PROVIDED MATERIAL =>
----

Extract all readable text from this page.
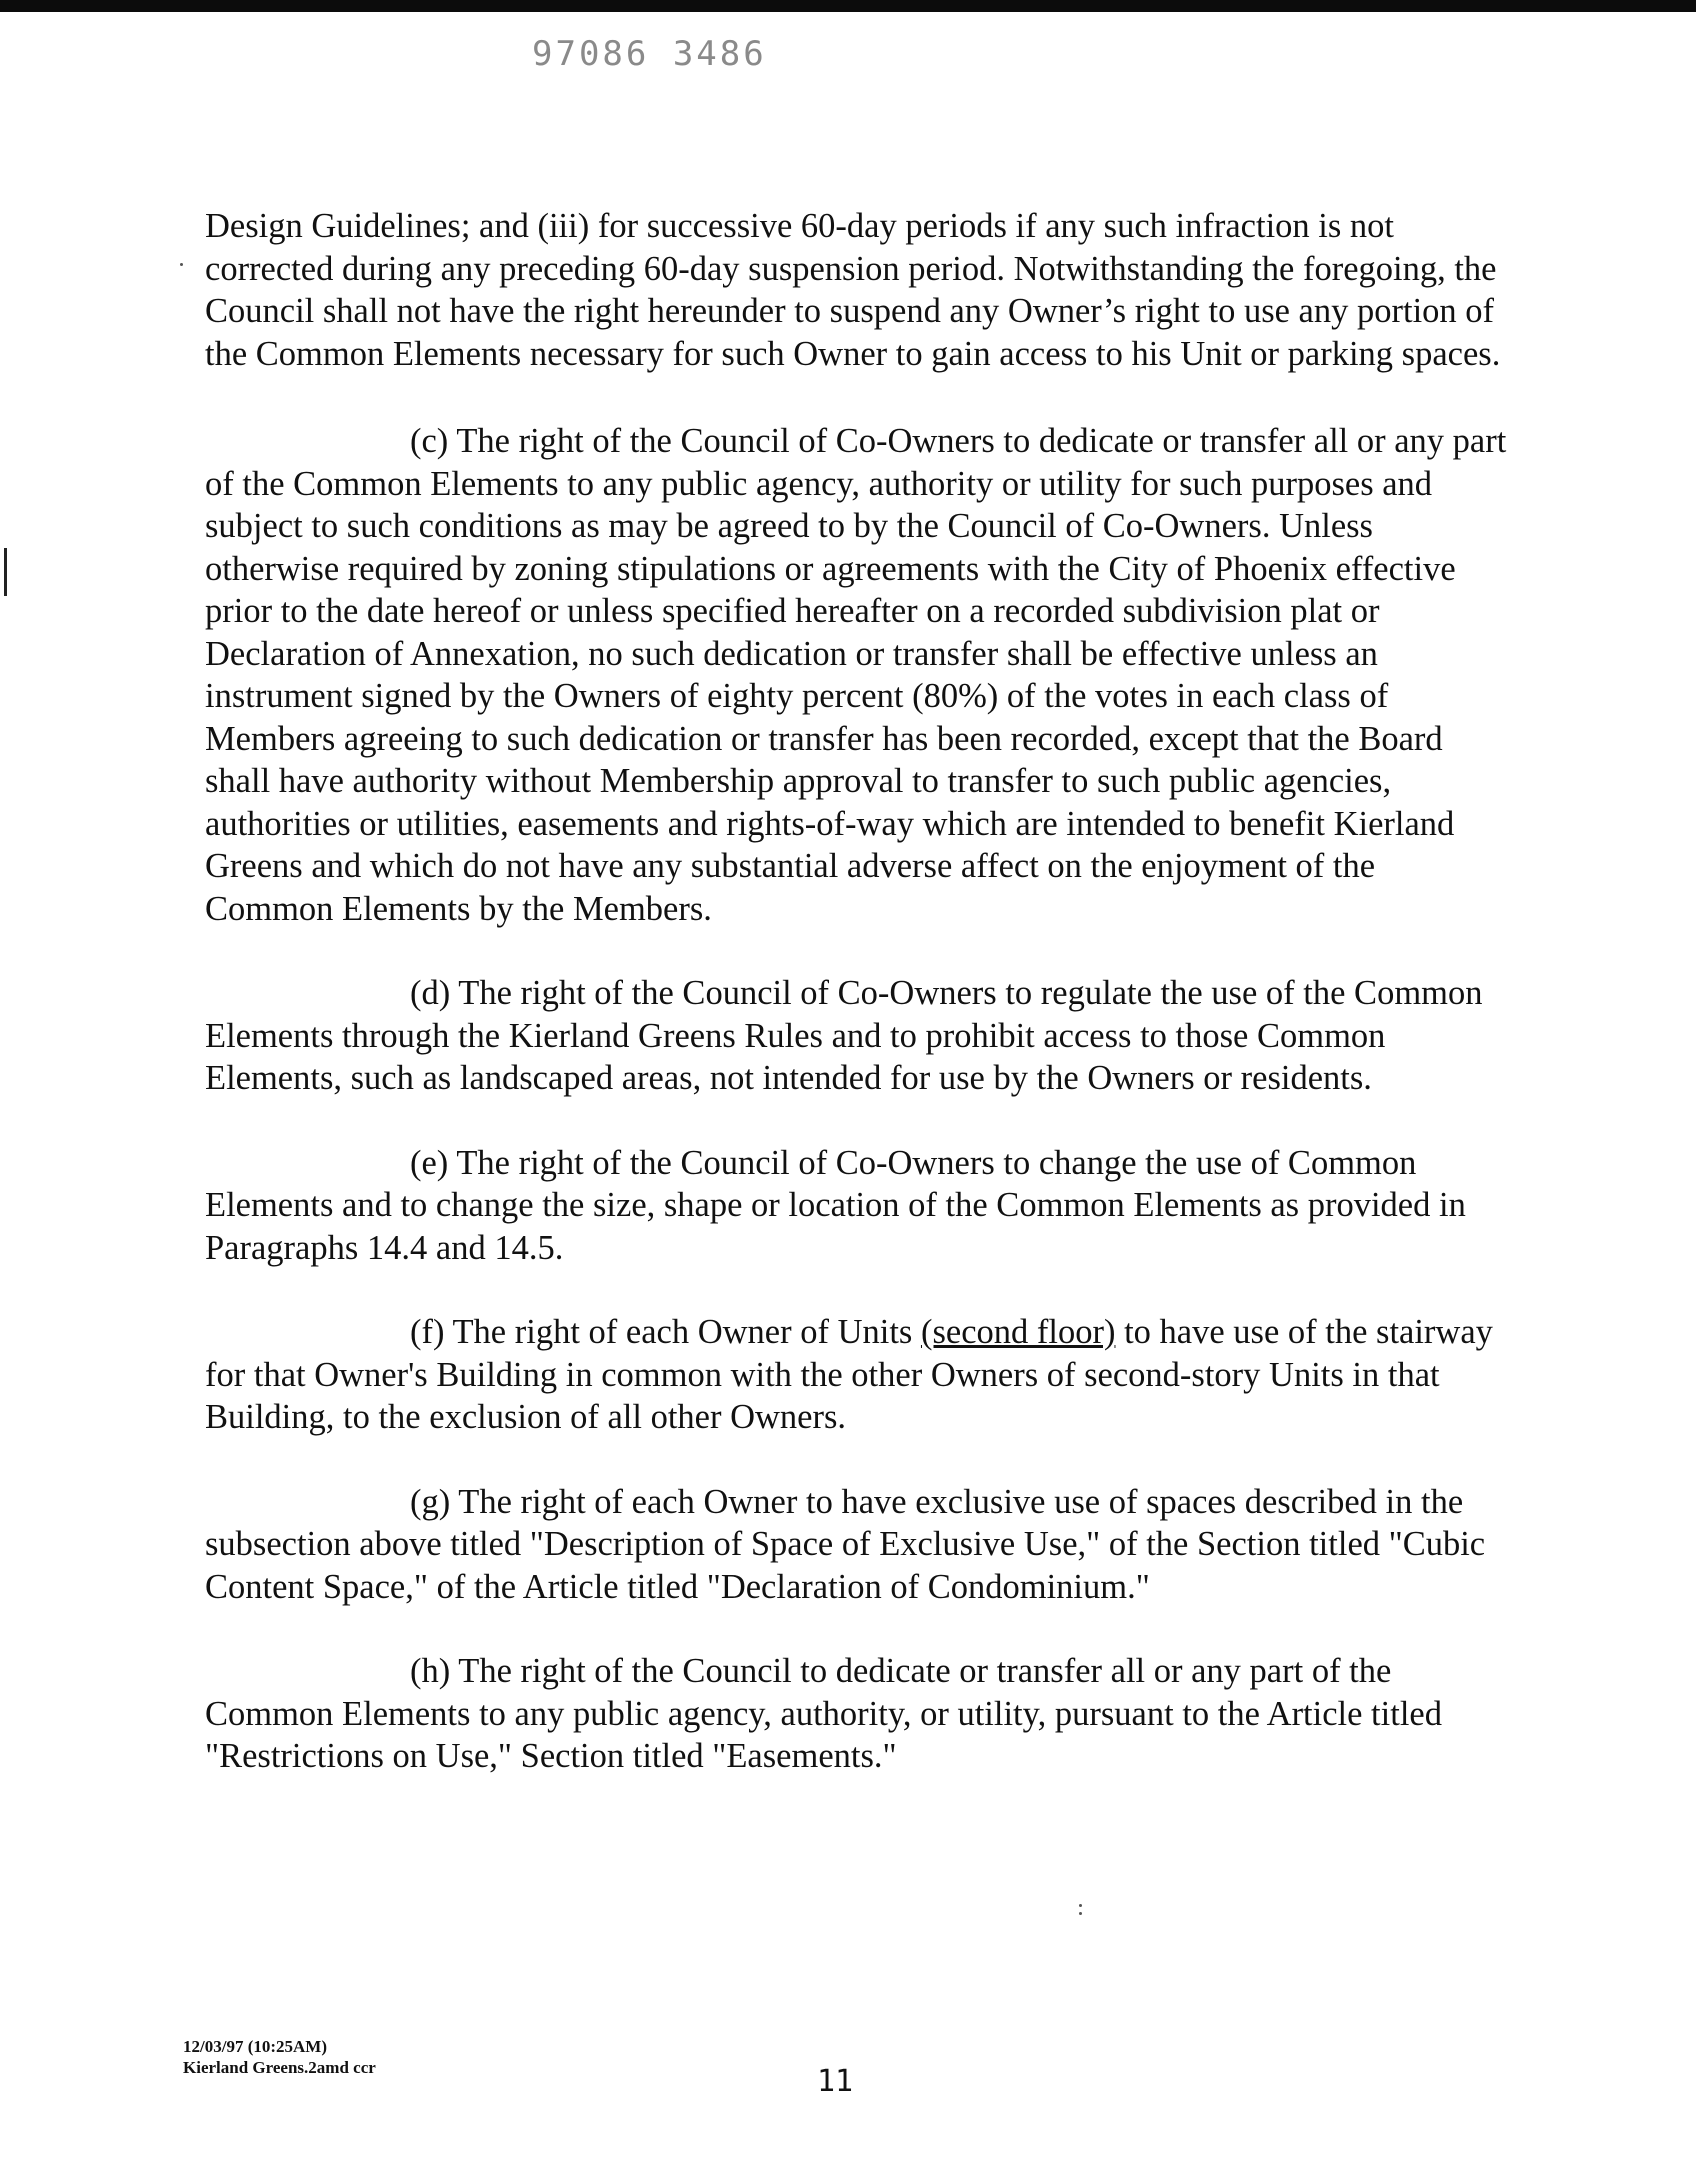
97086 3486

Design Guidelines; and (iii) for successive 60-day periods if any such infraction is not corrected during any preceding 60-day suspension period. Notwithstanding the foregoing, the Council shall not have the right hereunder to suspend any Owner’s right to use any portion of the Common Elements necessary for such Owner to gain access to his Unit or parking spaces.

(c) The right of the Council of Co-Owners to dedicate or transfer all or any part of the Common Elements to any public agency, authority or utility for such purposes and subject to such conditions as may be agreed to by the Council of Co-Owners. Unless otherwise required by zoning stipulations or agreements with the City of Phoenix effective prior to the date hereof or unless specified hereafter on a recorded subdivision plat or Declaration of Annexation, no such dedication or transfer shall be effective unless an instrument signed by the Owners of eighty percent (80%) of the votes in each class of Members agreeing to such dedication or transfer has been recorded, except that the Board shall have authority without Membership approval to transfer to such public agencies, authorities or utilities, easements and rights-of-way which are intended to benefit Kierland Greens and which do not have any substantial adverse affect on the enjoyment of the Common Elements by the Members.

(d) The right of the Council of Co-Owners to regulate the use of the Common Elements through the Kierland Greens Rules and to prohibit access to those Common Elements, such as landscaped areas, not intended for use by the Owners or residents.

(e) The right of the Council of Co-Owners to change the use of Common Elements and to change the size, shape or location of the Common Elements as provided in Paragraphs 14.4 and 14.5.

(f) The right of each Owner of Units (second floor) to have use of the stairway for that Owner's Building in common with the other Owners of second-story Units in that Building, to the exclusion of all other Owners.

(g) The right of each Owner to have exclusive use of spaces described in the subsection above titled "Description of Space of Exclusive Use," of the Section titled "Cubic Content Space," of the Article titled "Declaration of Condominium."

(h) The right of the Council to dedicate or transfer all or any part of the Common Elements to any public agency, authority, or utility, pursuant to the Article titled "Restrictions on Use," Section titled "Easements."

12/03/97 (10:25AM)
Kierland Greens.2amd ccr	11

----

EXERCISE => Send back the data above word for word, with the pictures left out.

FINISHED EXERCISE =>
Extract all readable text from this page.
97086 3486

Design Guidelines; and (iii) for successive 60-day periods if any such infraction is not corrected during any preceding 60-day suspension period. Notwithstanding the foregoing, the Council shall not have the right hereunder to suspend any Owner’s right to use any portion of the Common Elements necessary for such Owner to gain access to his Unit or parking spaces.

(c) The right of the Council of Co-Owners to dedicate or transfer all or any part of the Common Elements to any public agency, authority or utility for such purposes and subject to such conditions as may be agreed to by the Council of Co-Owners. Unless otherwise required by zoning stipulations or agreements with the City of Phoenix effective prior to the date hereof or unless specified hereafter on a recorded subdivision plat or Declaration of Annexation, no such dedication or transfer shall be effective unless an instrument signed by the Owners of eighty percent (80%) of the votes in each class of Members agreeing to such dedication or transfer has been recorded, except that the Board shall have authority without Membership approval to transfer to such public agencies, authorities or utilities, easements and rights-of-way which are intended to benefit Kierland Greens and which do not have any substantial adverse affect on the enjoyment of the Common Elements by the Members.

(d) The right of the Council of Co-Owners to regulate the use of the Common Elements through the Kierland Greens Rules and to prohibit access to those Common Elements, such as landscaped areas, not intended for use by the Owners or residents.

(e) The right of the Council of Co-Owners to change the use of Common Elements and to change the size, shape or location of the Common Elements as provided in Paragraphs 14.4 and 14.5.

(f) The right of each Owner of Units (second floor) to have use of the stairway for that Owner's Building in common with the other Owners of second-story Units in that Building, to the exclusion of all other Owners.

(g) The right of each Owner to have exclusive use of spaces described in the subsection above titled "Description of Space of Exclusive Use," of the Section titled "Cubic Content Space," of the Article titled "Declaration of Condominium."

(h) The right of the Council to dedicate or transfer all or any part of the Common Elements to any public agency, authority, or utility, pursuant to the Article titled "Restrictions on Use," Section titled "Easements."

12/03/97 (10:25AM)
Kierland Greens.2amd ccr	11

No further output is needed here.